--- Exercise details ---
Exactly reproduce each record listed below.

--- Dataset entries ---
==========
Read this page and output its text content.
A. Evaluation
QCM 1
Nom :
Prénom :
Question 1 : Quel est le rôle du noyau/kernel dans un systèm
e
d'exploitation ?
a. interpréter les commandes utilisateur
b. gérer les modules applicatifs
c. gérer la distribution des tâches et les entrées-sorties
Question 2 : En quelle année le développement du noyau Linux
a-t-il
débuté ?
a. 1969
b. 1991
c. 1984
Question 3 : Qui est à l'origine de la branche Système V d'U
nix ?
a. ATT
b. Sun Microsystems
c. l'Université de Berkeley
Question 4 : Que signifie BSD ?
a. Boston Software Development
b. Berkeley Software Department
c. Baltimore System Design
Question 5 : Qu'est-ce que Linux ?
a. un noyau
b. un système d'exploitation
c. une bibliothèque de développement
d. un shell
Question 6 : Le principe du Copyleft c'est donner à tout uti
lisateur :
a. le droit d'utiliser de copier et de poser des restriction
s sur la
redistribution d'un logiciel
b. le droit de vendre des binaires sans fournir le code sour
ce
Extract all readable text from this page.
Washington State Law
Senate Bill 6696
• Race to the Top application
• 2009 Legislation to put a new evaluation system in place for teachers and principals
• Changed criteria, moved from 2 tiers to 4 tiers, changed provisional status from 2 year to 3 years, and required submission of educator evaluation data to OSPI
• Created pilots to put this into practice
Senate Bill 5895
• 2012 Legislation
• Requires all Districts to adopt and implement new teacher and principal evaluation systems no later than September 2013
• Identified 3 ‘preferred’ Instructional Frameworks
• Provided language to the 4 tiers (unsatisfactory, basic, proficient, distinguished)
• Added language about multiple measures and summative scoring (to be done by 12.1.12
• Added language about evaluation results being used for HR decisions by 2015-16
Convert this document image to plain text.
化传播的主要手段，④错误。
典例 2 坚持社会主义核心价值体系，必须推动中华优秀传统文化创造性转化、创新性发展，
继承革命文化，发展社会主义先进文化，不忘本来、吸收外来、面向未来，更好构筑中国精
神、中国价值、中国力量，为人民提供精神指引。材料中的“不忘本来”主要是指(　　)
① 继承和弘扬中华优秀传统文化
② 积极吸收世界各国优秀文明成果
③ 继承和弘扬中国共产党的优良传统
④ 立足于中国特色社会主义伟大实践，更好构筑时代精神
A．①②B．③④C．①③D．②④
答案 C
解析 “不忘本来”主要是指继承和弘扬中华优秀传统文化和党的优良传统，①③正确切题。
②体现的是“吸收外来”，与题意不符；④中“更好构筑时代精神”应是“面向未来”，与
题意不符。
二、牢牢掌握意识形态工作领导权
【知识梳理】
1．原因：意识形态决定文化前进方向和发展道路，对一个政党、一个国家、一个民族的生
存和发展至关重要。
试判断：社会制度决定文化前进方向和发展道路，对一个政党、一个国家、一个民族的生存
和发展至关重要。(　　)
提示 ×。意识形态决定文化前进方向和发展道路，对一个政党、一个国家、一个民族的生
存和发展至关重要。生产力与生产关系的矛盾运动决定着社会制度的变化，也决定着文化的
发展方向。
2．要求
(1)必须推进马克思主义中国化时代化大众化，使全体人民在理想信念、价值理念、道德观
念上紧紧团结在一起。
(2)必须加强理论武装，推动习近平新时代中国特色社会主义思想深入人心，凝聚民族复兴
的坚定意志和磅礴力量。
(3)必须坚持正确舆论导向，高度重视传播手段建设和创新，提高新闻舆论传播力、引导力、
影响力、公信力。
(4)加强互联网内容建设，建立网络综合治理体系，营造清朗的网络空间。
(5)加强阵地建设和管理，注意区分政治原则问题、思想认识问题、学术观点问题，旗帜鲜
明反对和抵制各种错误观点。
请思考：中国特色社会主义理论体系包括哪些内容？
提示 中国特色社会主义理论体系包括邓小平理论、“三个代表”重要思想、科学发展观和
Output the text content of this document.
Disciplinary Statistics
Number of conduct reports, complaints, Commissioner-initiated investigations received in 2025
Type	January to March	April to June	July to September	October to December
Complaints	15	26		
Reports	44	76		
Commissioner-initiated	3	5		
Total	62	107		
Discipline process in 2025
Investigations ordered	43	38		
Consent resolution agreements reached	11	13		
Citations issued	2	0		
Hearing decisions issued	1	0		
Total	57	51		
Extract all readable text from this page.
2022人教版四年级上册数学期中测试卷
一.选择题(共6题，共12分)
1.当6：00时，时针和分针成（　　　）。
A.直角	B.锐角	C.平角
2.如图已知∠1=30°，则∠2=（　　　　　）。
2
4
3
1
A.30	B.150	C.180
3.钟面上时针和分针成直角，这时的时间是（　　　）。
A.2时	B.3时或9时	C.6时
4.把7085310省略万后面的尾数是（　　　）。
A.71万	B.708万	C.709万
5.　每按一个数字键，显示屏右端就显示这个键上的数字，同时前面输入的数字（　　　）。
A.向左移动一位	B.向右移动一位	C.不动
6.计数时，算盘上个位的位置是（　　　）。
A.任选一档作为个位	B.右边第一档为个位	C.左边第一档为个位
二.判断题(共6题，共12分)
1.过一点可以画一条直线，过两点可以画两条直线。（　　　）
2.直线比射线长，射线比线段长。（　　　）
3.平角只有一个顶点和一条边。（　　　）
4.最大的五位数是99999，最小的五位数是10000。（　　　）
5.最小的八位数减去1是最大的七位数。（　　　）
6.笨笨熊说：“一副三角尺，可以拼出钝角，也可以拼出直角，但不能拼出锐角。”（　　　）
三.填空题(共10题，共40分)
==========
--- Task output ---
Read this page and output its text content.
A. Evaluation
QCM 1
Nom :
Prénom :
Question 1 : Quel est le rôle du noyau/kernel dans un systèm
e
d'exploitation ?
a. interpréter les commandes utilisateur
b. gérer les modules applicatifs
c. gérer la distribution des tâches et les entrées-sorties
Question 2 : En quelle année le développement du noyau Linux
a-t-il
débuté ?
a. 1969
b. 1991
c. 1984
Question 3 : Qui est à l'origine de la branche Système V d'U
nix ?
a. ATT
b. Sun Microsystems
c. l'Université de Berkeley
Question 4 : Que signifie BSD ?
a. Boston Software Development
b. Berkeley Software Department
c. Baltimore System Design
Question 5 : Qu'est-ce que Linux ?
a. un noyau
b. un système d'exploitation
c. une bibliothèque de développement
d. un shell
Question 6 : Le principe du Copyleft c'est donner à tout uti
lisateur :
a. le droit d'utiliser de copier et de poser des restriction
s sur la
redistribution d'un logiciel
b. le droit de vendre des binaires sans fournir le code sour
ce
Extract all readable text from this page.
Washington State Law
Senate Bill 6696
• Race to the Top application
• 2009 Legislation to put a new evaluation system in place for teachers and principals
• Changed criteria, moved from 2 tiers to 4 tiers, changed provisional status from 2 year to 3 years, and required submission of educator evaluation data to OSPI
• Created pilots to put this into practice
Senate Bill 5895
• 2012 Legislation
• Requires all Districts to adopt and implement new teacher and principal evaluation systems no later than September 2013
• Identified 3 ‘preferred’ Instructional Frameworks
• Provided language to the 4 tiers (unsatisfactory, basic, proficient, distinguished)
• Added language about multiple measures and summative scoring (to be done by 12.1.12
• Added language about evaluation results being used for HR decisions by 2015-16
Convert this document image to plain text.
化传播的主要手段，④错误。
典例 2 坚持社会主义核心价值体系，必须推动中华优秀传统文化创造性转化、创新性发展，
继承革命文化，发展社会主义先进文化，不忘本来、吸收外来、面向未来，更好构筑中国精
神、中国价值、中国力量，为人民提供精神指引。材料中的“不忘本来”主要是指(　　)
① 继承和弘扬中华优秀传统文化
② 积极吸收世界各国优秀文明成果
③ 继承和弘扬中国共产党的优良传统
④ 立足于中国特色社会主义伟大实践，更好构筑时代精神
A．①②B．③④C．①③D．②④
答案 C
解析 “不忘本来”主要是指继承和弘扬中华优秀传统文化和党的优良传统，①③正确切题。
②体现的是“吸收外来”，与题意不符；④中“更好构筑时代精神”应是“面向未来”，与
题意不符。
二、牢牢掌握意识形态工作领导权
【知识梳理】
1．原因：意识形态决定文化前进方向和发展道路，对一个政党、一个国家、一个民族的生
存和发展至关重要。
试判断：社会制度决定文化前进方向和发展道路，对一个政党、一个国家、一个民族的生存
和发展至关重要。(　　)
提示 ×。意识形态决定文化前进方向和发展道路，对一个政党、一个国家、一个民族的生
存和发展至关重要。生产力与生产关系的矛盾运动决定着社会制度的变化，也决定着文化的
发展方向。
2．要求
(1)必须推进马克思主义中国化时代化大众化，使全体人民在理想信念、价值理念、道德观
念上紧紧团结在一起。
(2)必须加强理论武装，推动习近平新时代中国特色社会主义思想深入人心，凝聚民族复兴
的坚定意志和磅礴力量。
(3)必须坚持正确舆论导向，高度重视传播手段建设和创新，提高新闻舆论传播力、引导力、
影响力、公信力。
(4)加强互联网内容建设，建立网络综合治理体系，营造清朗的网络空间。
(5)加强阵地建设和管理，注意区分政治原则问题、思想认识问题、学术观点问题，旗帜鲜
明反对和抵制各种错误观点。
请思考：中国特色社会主义理论体系包括哪些内容？
提示 中国特色社会主义理论体系包括邓小平理论、“三个代表”重要思想、科学发展观和
Output the text content of this document.
Disciplinary Statistics
Number of conduct reports, complaints, Commissioner-initiated investigations received in 2025
Type	January to March	April to June	July to September	October to December
Complaints	15	26		
Reports	44	76		
Commissioner-initiated	3	5		
Total	62	107		
Discipline process in 2025
Investigations ordered	43	38		
Consent resolution agreements reached	11	13		
Citations issued	2	0		
Hearing decisions issued	1	0		
Total	57	51		
Extract all readable text from this page.
2022人教版四年级上册数学期中测试卷
一.选择题(共6题，共12分)
1.当6：00时，时针和分针成（　　　）。
A.直角	B.锐角	C.平角
2.如图已知∠1=30°，则∠2=（　　　　　）。
2
4
3
1
A.30	B.150	C.180
3.钟面上时针和分针成直角，这时的时间是（　　　）。
A.2时	B.3时或9时	C.6时
4.把7085310省略万后面的尾数是（　　　）。
A.71万	B.708万	C.709万
5.　每按一个数字键，显示屏右端就显示这个键上的数字，同时前面输入的数字（　　　）。
A.向左移动一位	B.向右移动一位	C.不动
6.计数时，算盘上个位的位置是（　　　）。
A.任选一档作为个位	B.右边第一档为个位	C.左边第一档为个位
二.判断题(共6题，共12分)
1.过一点可以画一条直线，过两点可以画两条直线。（　　　）
2.直线比射线长，射线比线段长。（　　　）
3.平角只有一个顶点和一条边。（　　　）
4.最大的五位数是99999，最小的五位数是10000。（　　　）
5.最小的八位数减去1是最大的七位数。（　　　）
6.笨笨熊说：“一副三角尺，可以拼出钝角，也可以拼出直角，但不能拼出锐角。”（　　　）
三.填空题(共10题，共40分)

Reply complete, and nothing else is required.